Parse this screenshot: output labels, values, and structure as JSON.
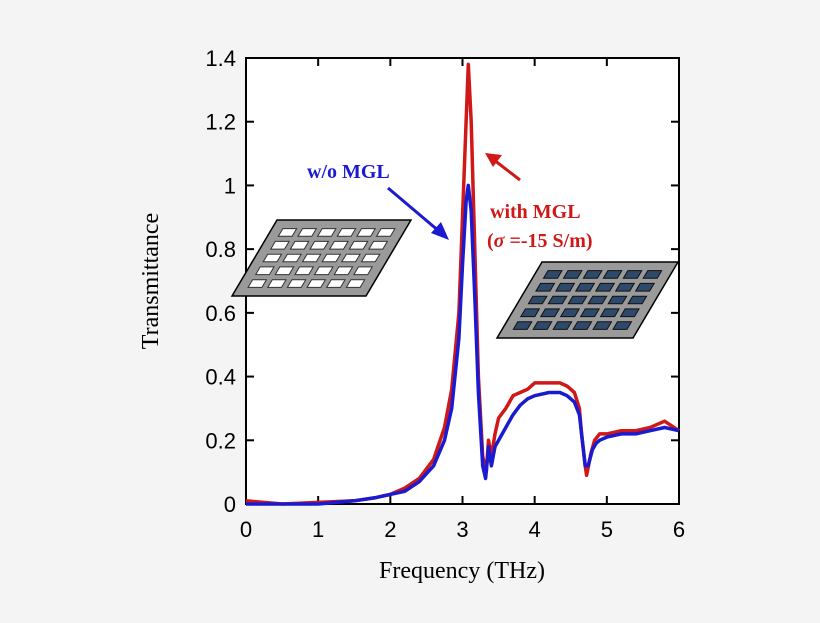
{
  "chart_data": {
    "type": "line",
    "xlabel": "Frequency (THz)",
    "ylabel": "Transmittance",
    "xlim": [
      0,
      6
    ],
    "ylim": [
      0,
      1.4
    ],
    "xticks": [
      "0",
      "1",
      "2",
      "3",
      "4",
      "5",
      "6"
    ],
    "yticks": [
      "0",
      "0.2",
      "0.4",
      "0.6",
      "0.8",
      "1",
      "1.2",
      "1.4"
    ],
    "grid": false,
    "series": [
      {
        "name": "with MGL",
        "color": "#d01818",
        "points": [
          [
            0,
            0.01
          ],
          [
            0.5,
            0.0
          ],
          [
            1.0,
            0.005
          ],
          [
            1.5,
            0.01
          ],
          [
            1.8,
            0.02
          ],
          [
            2.0,
            0.03
          ],
          [
            2.2,
            0.05
          ],
          [
            2.4,
            0.08
          ],
          [
            2.6,
            0.14
          ],
          [
            2.75,
            0.24
          ],
          [
            2.85,
            0.36
          ],
          [
            2.95,
            0.6
          ],
          [
            3.0,
            0.9
          ],
          [
            3.05,
            1.2
          ],
          [
            3.08,
            1.38
          ],
          [
            3.12,
            1.2
          ],
          [
            3.17,
            0.8
          ],
          [
            3.22,
            0.4
          ],
          [
            3.28,
            0.15
          ],
          [
            3.33,
            0.1
          ],
          [
            3.36,
            0.2
          ],
          [
            3.4,
            0.15
          ],
          [
            3.45,
            0.22
          ],
          [
            3.5,
            0.27
          ],
          [
            3.6,
            0.3
          ],
          [
            3.7,
            0.34
          ],
          [
            3.8,
            0.35
          ],
          [
            3.9,
            0.36
          ],
          [
            4.0,
            0.38
          ],
          [
            4.2,
            0.38
          ],
          [
            4.35,
            0.38
          ],
          [
            4.45,
            0.37
          ],
          [
            4.55,
            0.35
          ],
          [
            4.62,
            0.3
          ],
          [
            4.65,
            0.22
          ],
          [
            4.7,
            0.12
          ],
          [
            4.72,
            0.09
          ],
          [
            4.78,
            0.16
          ],
          [
            4.83,
            0.2
          ],
          [
            4.9,
            0.22
          ],
          [
            5.0,
            0.22
          ],
          [
            5.2,
            0.23
          ],
          [
            5.4,
            0.23
          ],
          [
            5.6,
            0.24
          ],
          [
            5.8,
            0.26
          ],
          [
            6.0,
            0.23
          ]
        ]
      },
      {
        "name": "w/o MGL",
        "color": "#1a1ad0",
        "points": [
          [
            0,
            0.0
          ],
          [
            0.5,
            0.0
          ],
          [
            1.0,
            0.0
          ],
          [
            1.5,
            0.01
          ],
          [
            1.8,
            0.02
          ],
          [
            2.0,
            0.03
          ],
          [
            2.2,
            0.04
          ],
          [
            2.4,
            0.07
          ],
          [
            2.6,
            0.12
          ],
          [
            2.75,
            0.2
          ],
          [
            2.85,
            0.3
          ],
          [
            2.95,
            0.52
          ],
          [
            3.0,
            0.75
          ],
          [
            3.05,
            0.95
          ],
          [
            3.08,
            1.0
          ],
          [
            3.12,
            0.92
          ],
          [
            3.17,
            0.65
          ],
          [
            3.22,
            0.35
          ],
          [
            3.28,
            0.12
          ],
          [
            3.32,
            0.08
          ],
          [
            3.36,
            0.18
          ],
          [
            3.4,
            0.12
          ],
          [
            3.45,
            0.18
          ],
          [
            3.5,
            0.2
          ],
          [
            3.6,
            0.24
          ],
          [
            3.7,
            0.28
          ],
          [
            3.8,
            0.31
          ],
          [
            3.9,
            0.33
          ],
          [
            4.0,
            0.34
          ],
          [
            4.2,
            0.35
          ],
          [
            4.35,
            0.35
          ],
          [
            4.45,
            0.34
          ],
          [
            4.55,
            0.32
          ],
          [
            4.62,
            0.28
          ],
          [
            4.66,
            0.2
          ],
          [
            4.7,
            0.12
          ],
          [
            4.74,
            0.12
          ],
          [
            4.8,
            0.17
          ],
          [
            4.85,
            0.19
          ],
          [
            4.9,
            0.2
          ],
          [
            5.0,
            0.21
          ],
          [
            5.2,
            0.22
          ],
          [
            5.4,
            0.22
          ],
          [
            5.6,
            0.23
          ],
          [
            5.8,
            0.24
          ],
          [
            6.0,
            0.23
          ]
        ]
      }
    ],
    "annotations": [
      {
        "text": "w/o MGL",
        "color": "#1a1ad0"
      },
      {
        "text": "with MGL",
        "color": "#d01818"
      },
      {
        "text_sigma": "σ",
        "text_value": " =-15 S/m)",
        "text_open": "(",
        "color": "#d01818"
      }
    ],
    "insets": [
      "white-rectangle-array",
      "dark-blue-rectangle-array"
    ]
  }
}
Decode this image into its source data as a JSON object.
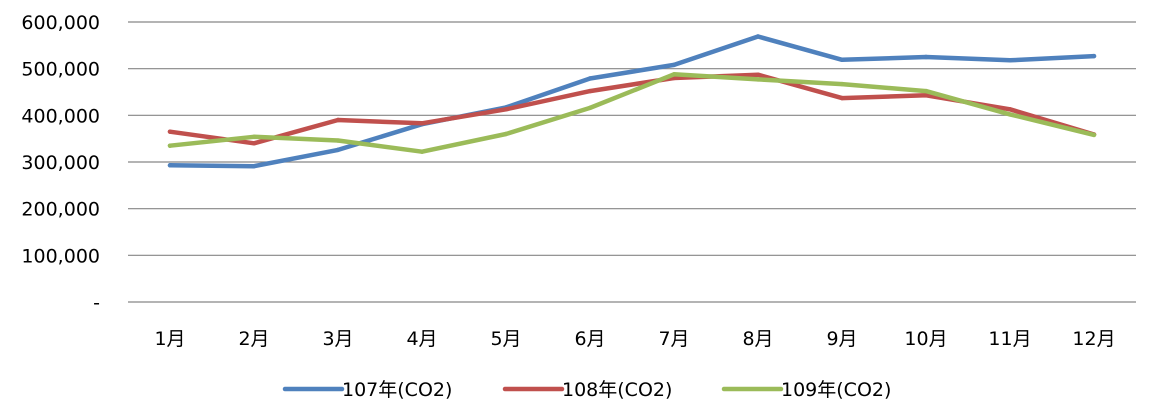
{
  "chart_data": {
    "type": "line",
    "categories": [
      "1月",
      "2月",
      "3月",
      "4月",
      "5月",
      "6月",
      "7月",
      "8月",
      "9月",
      "10月",
      "11月",
      "12月"
    ],
    "series": [
      {
        "name": "107年(CO2)",
        "color": "#4F81BD",
        "values": [
          293000,
          291000,
          326000,
          381000,
          417000,
          479000,
          508000,
          569000,
          519000,
          525000,
          518000,
          527000
        ]
      },
      {
        "name": "108年(CO2)",
        "color": "#C0504D",
        "values": [
          365000,
          340000,
          390000,
          383000,
          413000,
          452000,
          480000,
          487000,
          437000,
          443000,
          413000,
          359000
        ]
      },
      {
        "name": "109年(CO2)",
        "color": "#9BBB59",
        "values": [
          335000,
          354000,
          346000,
          322000,
          360000,
          416000,
          488000,
          477000,
          467000,
          452000,
          402000,
          358000
        ]
      }
    ],
    "yticks": [
      {
        "value": 0,
        "label": "-"
      },
      {
        "value": 100000,
        "label": "100,000"
      },
      {
        "value": 200000,
        "label": "200,000"
      },
      {
        "value": 300000,
        "label": "300,000"
      },
      {
        "value": 400000,
        "label": "400,000"
      },
      {
        "value": 500000,
        "label": "500,000"
      },
      {
        "value": 600000,
        "label": "600,000"
      }
    ],
    "ylim": [
      0,
      600000
    ],
    "grid": true,
    "legend": "bottom"
  }
}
---+---
**Requirement**
Copy the data word for word. Pictures do not go in the copy.

**Solution to this exercise**
Parse this screenshot: output labels, values, and structure as JSON.
{
  "chart_data": {
    "type": "line",
    "xlabel": "Frequency (THz)",
    "ylabel": "Transmittance",
    "xlim": [
      0,
      6
    ],
    "ylim": [
      0,
      1.4
    ],
    "xticks": [
      "0",
      "1",
      "2",
      "3",
      "4",
      "5",
      "6"
    ],
    "yticks": [
      "0",
      "0.2",
      "0.4",
      "0.6",
      "0.8",
      "1",
      "1.2",
      "1.4"
    ],
    "grid": false,
    "series": [
      {
        "name": "with MGL",
        "color": "#d01818",
        "points": [
          [
            0,
            0.01
          ],
          [
            0.5,
            0.0
          ],
          [
            1.0,
            0.005
          ],
          [
            1.5,
            0.01
          ],
          [
            1.8,
            0.02
          ],
          [
            2.0,
            0.03
          ],
          [
            2.2,
            0.05
          ],
          [
            2.4,
            0.08
          ],
          [
            2.6,
            0.14
          ],
          [
            2.75,
            0.24
          ],
          [
            2.85,
            0.36
          ],
          [
            2.95,
            0.6
          ],
          [
            3.0,
            0.9
          ],
          [
            3.05,
            1.2
          ],
          [
            3.08,
            1.38
          ],
          [
            3.12,
            1.2
          ],
          [
            3.17,
            0.8
          ],
          [
            3.22,
            0.4
          ],
          [
            3.28,
            0.15
          ],
          [
            3.33,
            0.1
          ],
          [
            3.36,
            0.2
          ],
          [
            3.4,
            0.15
          ],
          [
            3.45,
            0.22
          ],
          [
            3.5,
            0.27
          ],
          [
            3.6,
            0.3
          ],
          [
            3.7,
            0.34
          ],
          [
            3.8,
            0.35
          ],
          [
            3.9,
            0.36
          ],
          [
            4.0,
            0.38
          ],
          [
            4.2,
            0.38
          ],
          [
            4.35,
            0.38
          ],
          [
            4.45,
            0.37
          ],
          [
            4.55,
            0.35
          ],
          [
            4.62,
            0.3
          ],
          [
            4.65,
            0.22
          ],
          [
            4.7,
            0.12
          ],
          [
            4.72,
            0.09
          ],
          [
            4.78,
            0.16
          ],
          [
            4.83,
            0.2
          ],
          [
            4.9,
            0.22
          ],
          [
            5.0,
            0.22
          ],
          [
            5.2,
            0.23
          ],
          [
            5.4,
            0.23
          ],
          [
            5.6,
            0.24
          ],
          [
            5.8,
            0.26
          ],
          [
            6.0,
            0.23
          ]
        ]
      },
      {
        "name": "w/o MGL",
        "color": "#1a1ad0",
        "points": [
          [
            0,
            0.0
          ],
          [
            0.5,
            0.0
          ],
          [
            1.0,
            0.0
          ],
          [
            1.5,
            0.01
          ],
          [
            1.8,
            0.02
          ],
          [
            2.0,
            0.03
          ],
          [
            2.2,
            0.04
          ],
          [
            2.4,
            0.07
          ],
          [
            2.6,
            0.12
          ],
          [
            2.75,
            0.2
          ],
          [
            2.85,
            0.3
          ],
          [
            2.95,
            0.52
          ],
          [
            3.0,
            0.75
          ],
          [
            3.05,
            0.95
          ],
          [
            3.08,
            1.0
          ],
          [
            3.12,
            0.92
          ],
          [
            3.17,
            0.65
          ],
          [
            3.22,
            0.35
          ],
          [
            3.28,
            0.12
          ],
          [
            3.32,
            0.08
          ],
          [
            3.36,
            0.18
          ],
          [
            3.4,
            0.12
          ],
          [
            3.45,
            0.18
          ],
          [
            3.5,
            0.2
          ],
          [
            3.6,
            0.24
          ],
          [
            3.7,
            0.28
          ],
          [
            3.8,
            0.31
          ],
          [
            3.9,
            0.33
          ],
          [
            4.0,
            0.34
          ],
          [
            4.2,
            0.35
          ],
          [
            4.35,
            0.35
          ],
          [
            4.45,
            0.34
          ],
          [
            4.55,
            0.32
          ],
          [
            4.62,
            0.28
          ],
          [
            4.66,
            0.2
          ],
          [
            4.7,
            0.12
          ],
          [
            4.74,
            0.12
          ],
          [
            4.8,
            0.17
          ],
          [
            4.85,
            0.19
          ],
          [
            4.9,
            0.2
          ],
          [
            5.0,
            0.21
          ],
          [
            5.2,
            0.22
          ],
          [
            5.4,
            0.22
          ],
          [
            5.6,
            0.23
          ],
          [
            5.8,
            0.24
          ],
          [
            6.0,
            0.23
          ]
        ]
      }
    ],
    "annotations": [
      {
        "text": "w/o MGL",
        "color": "#1a1ad0"
      },
      {
        "text": "with MGL",
        "color": "#d01818"
      },
      {
        "text_sigma": "σ",
        "text_value": " =-15 S/m)",
        "text_open": "(",
        "color": "#d01818"
      }
    ],
    "insets": [
      "white-rectangle-array",
      "dark-blue-rectangle-array"
    ]
  }
}
Decode this image into its source data as a JSON object.
{
  "chart_data": {
    "type": "line",
    "categories": [
      "1月",
      "2月",
      "3月",
      "4月",
      "5月",
      "6月",
      "7月",
      "8月",
      "9月",
      "10月",
      "11月",
      "12月"
    ],
    "series": [
      {
        "name": "107年(CO2)",
        "color": "#4F81BD",
        "values": [
          293000,
          291000,
          326000,
          381000,
          417000,
          479000,
          508000,
          569000,
          519000,
          525000,
          518000,
          527000
        ]
      },
      {
        "name": "108年(CO2)",
        "color": "#C0504D",
        "values": [
          365000,
          340000,
          390000,
          383000,
          413000,
          452000,
          480000,
          487000,
          437000,
          443000,
          413000,
          359000
        ]
      },
      {
        "name": "109年(CO2)",
        "color": "#9BBB59",
        "values": [
          335000,
          354000,
          346000,
          322000,
          360000,
          416000,
          488000,
          477000,
          467000,
          452000,
          402000,
          358000
        ]
      }
    ],
    "yticks": [
      {
        "value": 0,
        "label": "-"
      },
      {
        "value": 100000,
        "label": "100,000"
      },
      {
        "value": 200000,
        "label": "200,000"
      },
      {
        "value": 300000,
        "label": "300,000"
      },
      {
        "value": 400000,
        "label": "400,000"
      },
      {
        "value": 500000,
        "label": "500,000"
      },
      {
        "value": 600000,
        "label": "600,000"
      }
    ],
    "ylim": [
      0,
      600000
    ],
    "grid": true,
    "legend": "bottom"
  }
}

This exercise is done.